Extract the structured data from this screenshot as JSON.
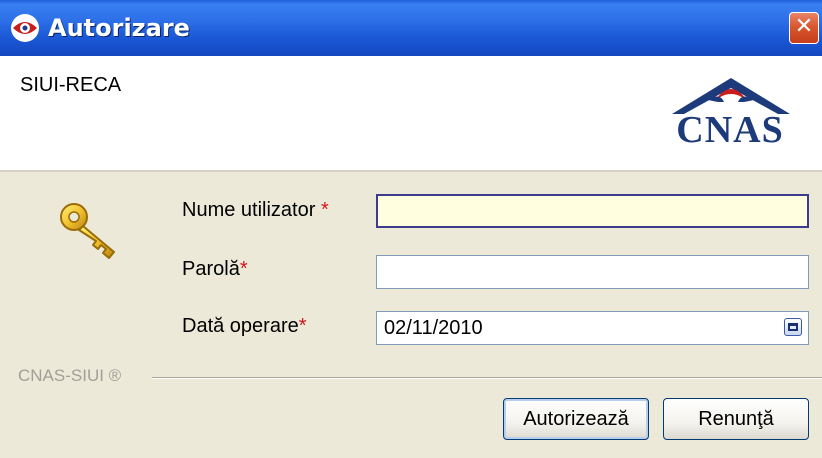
{
  "window": {
    "title": "Autorizare",
    "close_symbol": "✕"
  },
  "header": {
    "app_name": "SIUI-RECA",
    "logo_text": "CNAS"
  },
  "form": {
    "username": {
      "label": "Nume utilizator",
      "required_mark": "*",
      "value": ""
    },
    "password": {
      "label": "Parolă",
      "required_mark": "*",
      "value": ""
    },
    "date": {
      "label": "Dată operare",
      "required_mark": "*",
      "value": "02/11/2010"
    }
  },
  "footer": {
    "label": "CNAS-SIUI ®"
  },
  "buttons": {
    "ok_label": "Autorizează",
    "cancel_label": "Renunţă"
  },
  "colors": {
    "titlebar": "#2a6de6",
    "required": "#d0161b",
    "username_bg": "#ffffe0",
    "logo": "#1d3a7a"
  },
  "icons": {
    "title": "eye-icon",
    "key": "key-icon",
    "close": "close-icon",
    "date_picker": "calendar-icon"
  }
}
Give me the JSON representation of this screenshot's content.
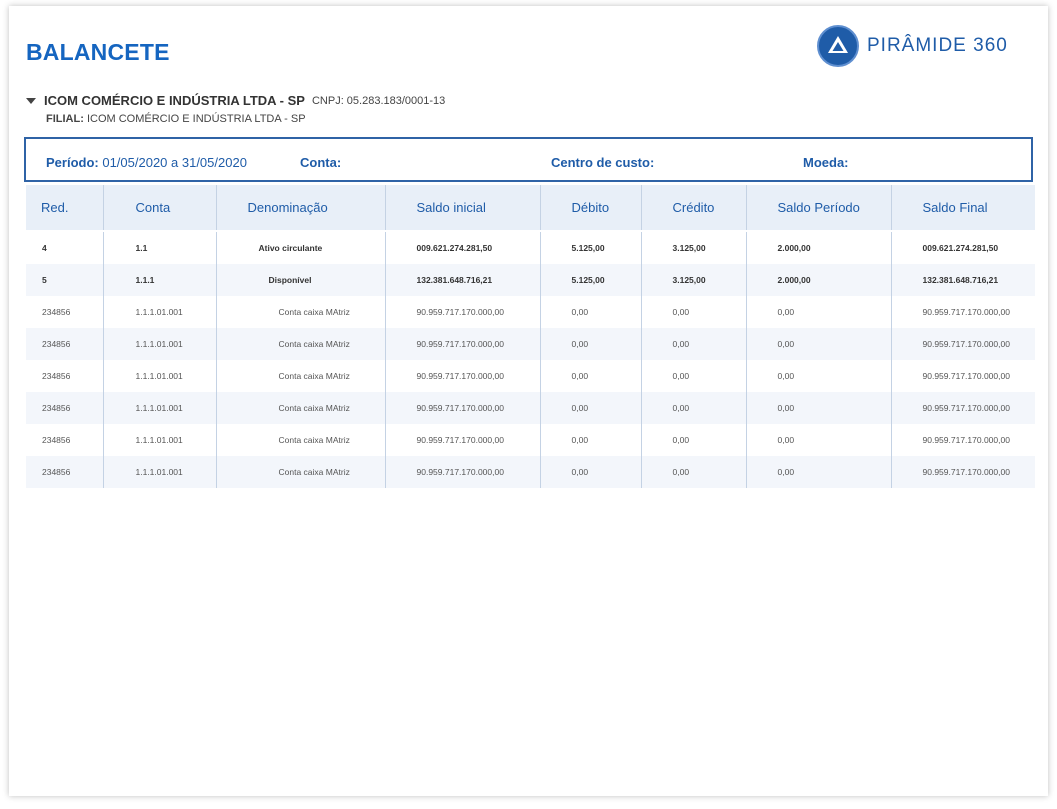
{
  "report": {
    "title": "BALANCETE",
    "logo_text": "PIRÂMIDE 360",
    "company": {
      "name": "ICOM COMÉRCIO E INDÚSTRIA LTDA - SP",
      "cnpj": "CNPJ: 05.283.183/0001-13"
    },
    "filial": {
      "label": "FILIAL:",
      "value": " ICOM COMÉRCIO E INDÚSTRIA LTDA - SP"
    }
  },
  "filters": {
    "periodo_label": "Período:",
    "periodo_value": " 01/05/2020 a 31/05/2020",
    "conta_label": "Conta:",
    "centro_label": "Centro de custo:",
    "moeda_label": "Moeda:"
  },
  "table": {
    "headers": [
      "Red.",
      "Conta",
      "Denominação",
      "Saldo inicial",
      "Débito",
      "Crédito",
      "Saldo Período",
      "Saldo Final"
    ],
    "rows": [
      [
        "4",
        "1.1",
        "Ativo circulante",
        "009.621.274.281,50",
        "5.125,00",
        "3.125,00",
        "2.000,00",
        "009.621.274.281,50"
      ],
      [
        "5",
        "1.1.1",
        "Disponível",
        "132.381.648.716,21",
        "5.125,00",
        "3.125,00",
        "2.000,00",
        "132.381.648.716,21"
      ],
      [
        "234856",
        "1.1.1.01.001",
        "Conta caixa MAtriz",
        "90.959.717.170.000,00",
        "0,00",
        "0,00",
        "0,00",
        "90.959.717.170.000,00"
      ],
      [
        "234856",
        "1.1.1.01.001",
        "Conta caixa MAtriz",
        "90.959.717.170.000,00",
        "0,00",
        "0,00",
        "0,00",
        "90.959.717.170.000,00"
      ],
      [
        "234856",
        "1.1.1.01.001",
        "Conta caixa MAtriz",
        "90.959.717.170.000,00",
        "0,00",
        "0,00",
        "0,00",
        "90.959.717.170.000,00"
      ],
      [
        "234856",
        "1.1.1.01.001",
        "Conta caixa MAtriz",
        "90.959.717.170.000,00",
        "0,00",
        "0,00",
        "0,00",
        "90.959.717.170.000,00"
      ],
      [
        "234856",
        "1.1.1.01.001",
        "Conta caixa MAtriz",
        "90.959.717.170.000,00",
        "0,00",
        "0,00",
        "0,00",
        "90.959.717.170.000,00"
      ],
      [
        "234856",
        "1.1.1.01.001",
        "Conta caixa MAtriz",
        "90.959.717.170.000,00",
        "0,00",
        "0,00",
        "0,00",
        "90.959.717.170.000,00"
      ]
    ]
  },
  "colors": {
    "accent": "#1565c0",
    "header_bg": "#e8eff8",
    "border": "#2f63a6"
  },
  "icons": {
    "logo": "pyramid-logo-icon",
    "expand": "caret-down-icon"
  }
}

**AIM OF THE TASK**
Identify each line containing the string "Saldo" and copy it out.

**FULL SOLUTION**
      "Saldo inicial",
      "Saldo Período",
      "Saldo Final"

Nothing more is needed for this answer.